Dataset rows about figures
══════

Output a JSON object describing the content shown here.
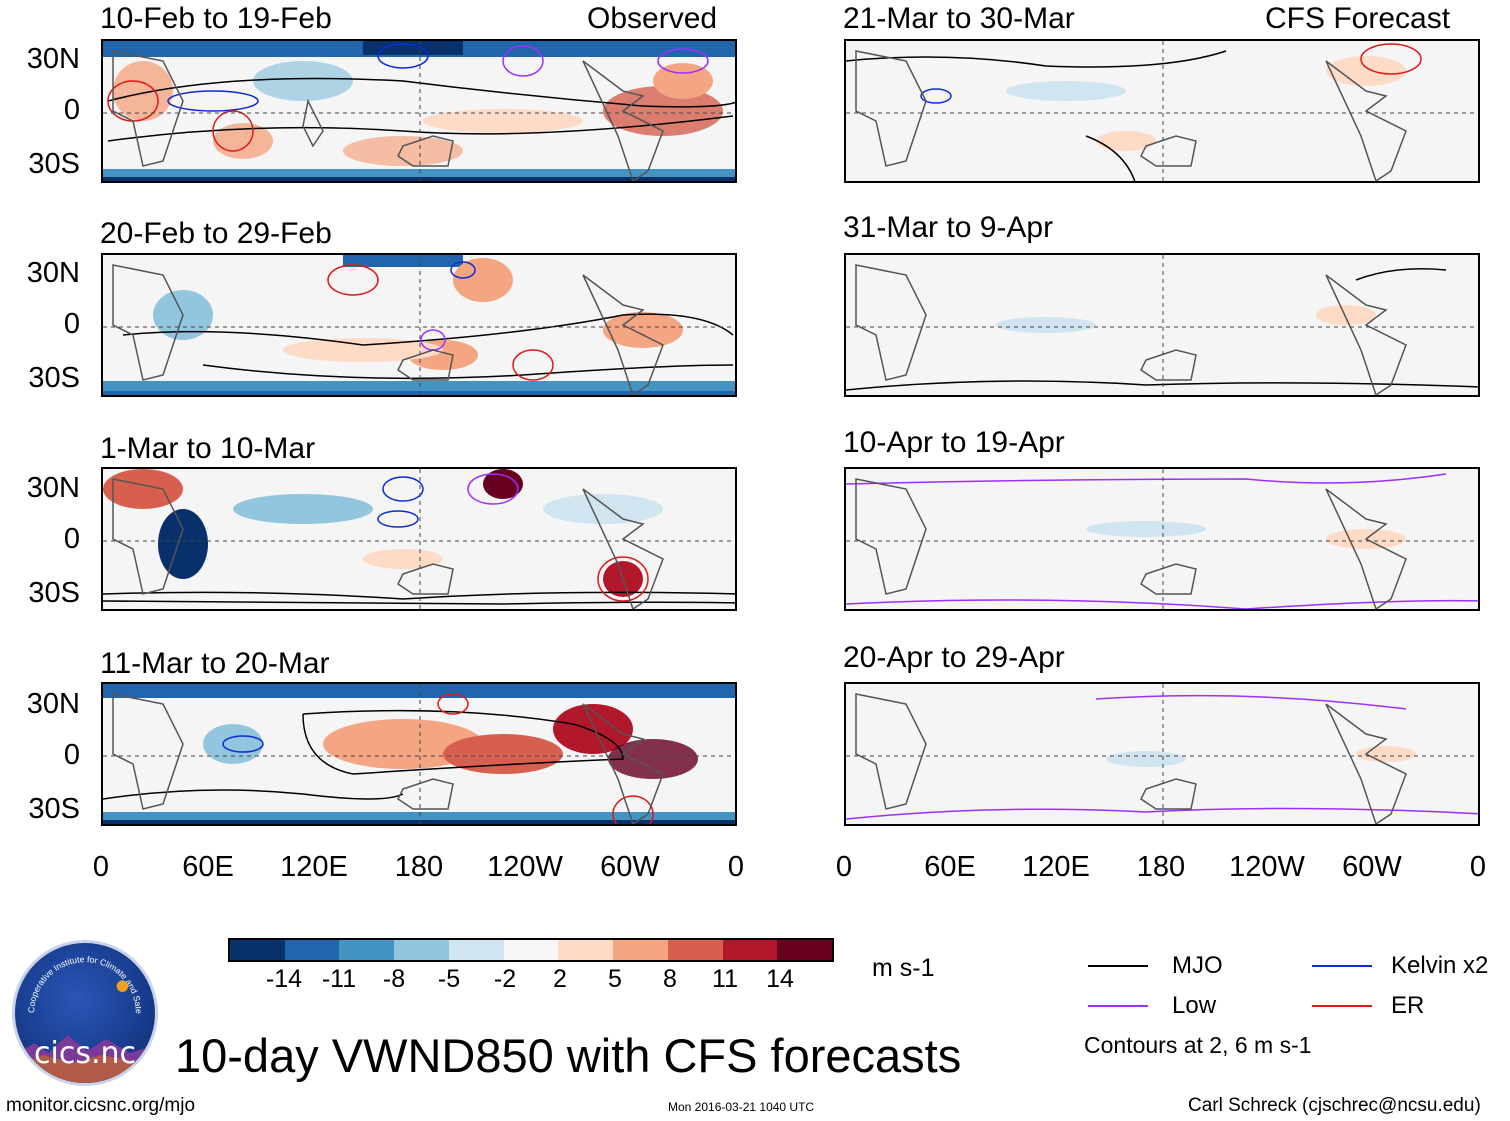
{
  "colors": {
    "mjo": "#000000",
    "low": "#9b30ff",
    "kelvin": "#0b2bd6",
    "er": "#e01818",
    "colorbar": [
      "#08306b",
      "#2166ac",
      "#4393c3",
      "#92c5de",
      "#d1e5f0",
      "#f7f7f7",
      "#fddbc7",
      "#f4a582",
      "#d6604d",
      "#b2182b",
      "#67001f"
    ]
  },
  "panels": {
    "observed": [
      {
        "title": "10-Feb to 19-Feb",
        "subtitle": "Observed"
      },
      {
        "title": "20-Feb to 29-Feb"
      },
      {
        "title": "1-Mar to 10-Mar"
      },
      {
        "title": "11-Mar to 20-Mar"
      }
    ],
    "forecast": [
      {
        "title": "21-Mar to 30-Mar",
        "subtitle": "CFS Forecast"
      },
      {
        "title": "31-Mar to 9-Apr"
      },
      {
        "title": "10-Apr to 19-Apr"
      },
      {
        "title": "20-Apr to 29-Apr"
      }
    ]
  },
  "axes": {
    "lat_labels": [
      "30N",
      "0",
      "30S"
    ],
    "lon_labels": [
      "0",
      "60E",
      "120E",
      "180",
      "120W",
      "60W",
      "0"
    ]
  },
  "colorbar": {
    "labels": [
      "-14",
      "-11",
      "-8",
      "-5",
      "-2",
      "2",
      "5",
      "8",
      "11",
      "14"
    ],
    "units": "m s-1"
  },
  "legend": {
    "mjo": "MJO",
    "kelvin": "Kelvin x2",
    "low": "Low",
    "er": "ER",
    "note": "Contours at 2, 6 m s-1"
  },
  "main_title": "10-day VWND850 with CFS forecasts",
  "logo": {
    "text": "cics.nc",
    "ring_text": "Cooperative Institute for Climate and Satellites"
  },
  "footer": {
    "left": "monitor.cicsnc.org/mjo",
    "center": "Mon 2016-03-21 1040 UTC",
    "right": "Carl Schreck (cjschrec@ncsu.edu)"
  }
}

══════

The records above must be printed exactly; the pictures stay out.

Output a JSON object describing the content shown here.
{
  "colors": {
    "mjo": "#000000",
    "low": "#9b30ff",
    "kelvin": "#0b2bd6",
    "er": "#e01818",
    "colorbar": [
      "#08306b",
      "#2166ac",
      "#4393c3",
      "#92c5de",
      "#d1e5f0",
      "#f7f7f7",
      "#fddbc7",
      "#f4a582",
      "#d6604d",
      "#b2182b",
      "#67001f"
    ]
  },
  "panels": {
    "observed": [
      {
        "title": "10-Feb to 19-Feb",
        "subtitle": "Observed"
      },
      {
        "title": "20-Feb to 29-Feb"
      },
      {
        "title": "1-Mar to 10-Mar"
      },
      {
        "title": "11-Mar to 20-Mar"
      }
    ],
    "forecast": [
      {
        "title": "21-Mar to 30-Mar",
        "subtitle": "CFS Forecast"
      },
      {
        "title": "31-Mar to 9-Apr"
      },
      {
        "title": "10-Apr to 19-Apr"
      },
      {
        "title": "20-Apr to 29-Apr"
      }
    ]
  },
  "axes": {
    "lat_labels": [
      "30N",
      "0",
      "30S"
    ],
    "lon_labels": [
      "0",
      "60E",
      "120E",
      "180",
      "120W",
      "60W",
      "0"
    ]
  },
  "colorbar": {
    "labels": [
      "-14",
      "-11",
      "-8",
      "-5",
      "-2",
      "2",
      "5",
      "8",
      "11",
      "14"
    ],
    "units": "m s-1"
  },
  "legend": {
    "mjo": "MJO",
    "kelvin": "Kelvin x2",
    "low": "Low",
    "er": "ER",
    "note": "Contours at 2, 6 m s-1"
  },
  "main_title": "10-day VWND850 with CFS forecasts",
  "logo": {
    "text": "cics.nc",
    "ring_text": "Cooperative Institute for Climate and Satellites"
  },
  "footer": {
    "left": "monitor.cicsnc.org/mjo",
    "center": "Mon 2016-03-21 1040 UTC",
    "right": "Carl Schreck (cjschrec@ncsu.edu)"
  }
}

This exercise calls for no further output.